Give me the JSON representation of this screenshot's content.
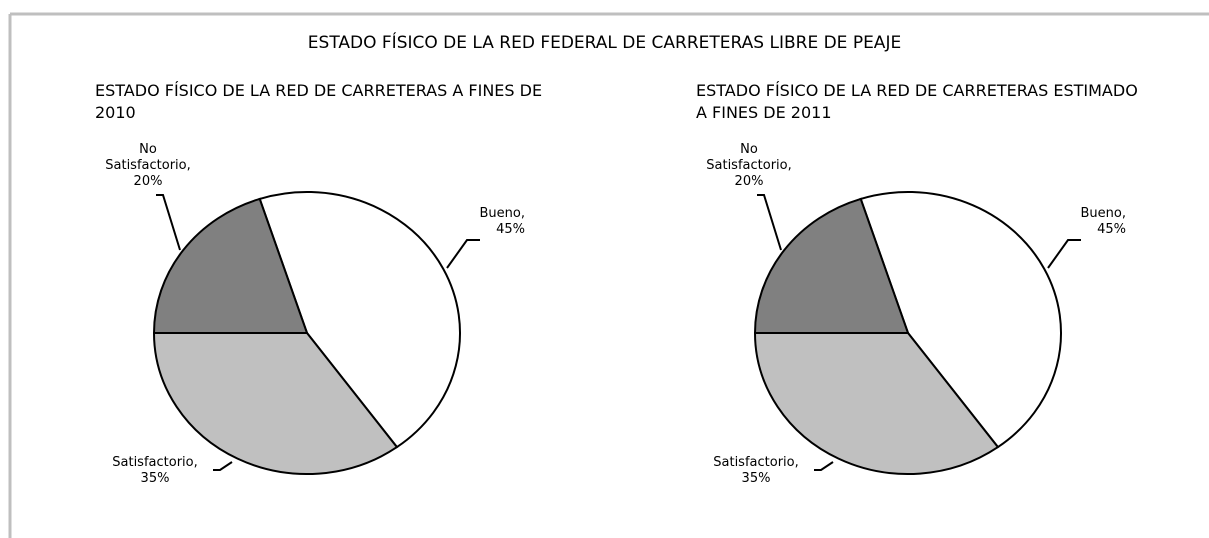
{
  "title": "ESTADO FÍSICO DE LA RED FEDERAL DE CARRETERAS LIBRE DE PEAJE",
  "chart_data": [
    {
      "type": "pie",
      "title": "ESTADO FÍSICO DE LA RED DE CARRETERAS A FINES DE 2010",
      "categories": [
        "Bueno,",
        "Satisfactorio,",
        "No Satisfactorio,"
      ],
      "values": [
        45,
        35,
        20
      ],
      "value_labels": [
        "45%",
        "35%",
        "20%"
      ],
      "colors": [
        "#ffffff",
        "#c0c0c0",
        "#808080"
      ],
      "startangle": -18
    },
    {
      "type": "pie",
      "title": "ESTADO FÍSICO DE LA RED DE CARRETERAS ESTIMADO A FINES DE 2011",
      "categories": [
        "Bueno,",
        "Satisfactorio,",
        "No Satisfactorio,"
      ],
      "values": [
        45,
        35,
        20
      ],
      "value_labels": [
        "45%",
        "35%",
        "20%"
      ],
      "colors": [
        "#ffffff",
        "#c0c0c0",
        "#808080"
      ],
      "startangle": -18
    }
  ]
}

# Work required
Identify every line where the string "FINES" appears.

# Solution
      "title": "ESTADO FÍSICO DE LA RED DE CARRETERAS A FINES DE 2010",
      "title": "ESTADO FÍSICO DE LA RED DE CARRETERAS ESTIMADO A FINES DE 2011",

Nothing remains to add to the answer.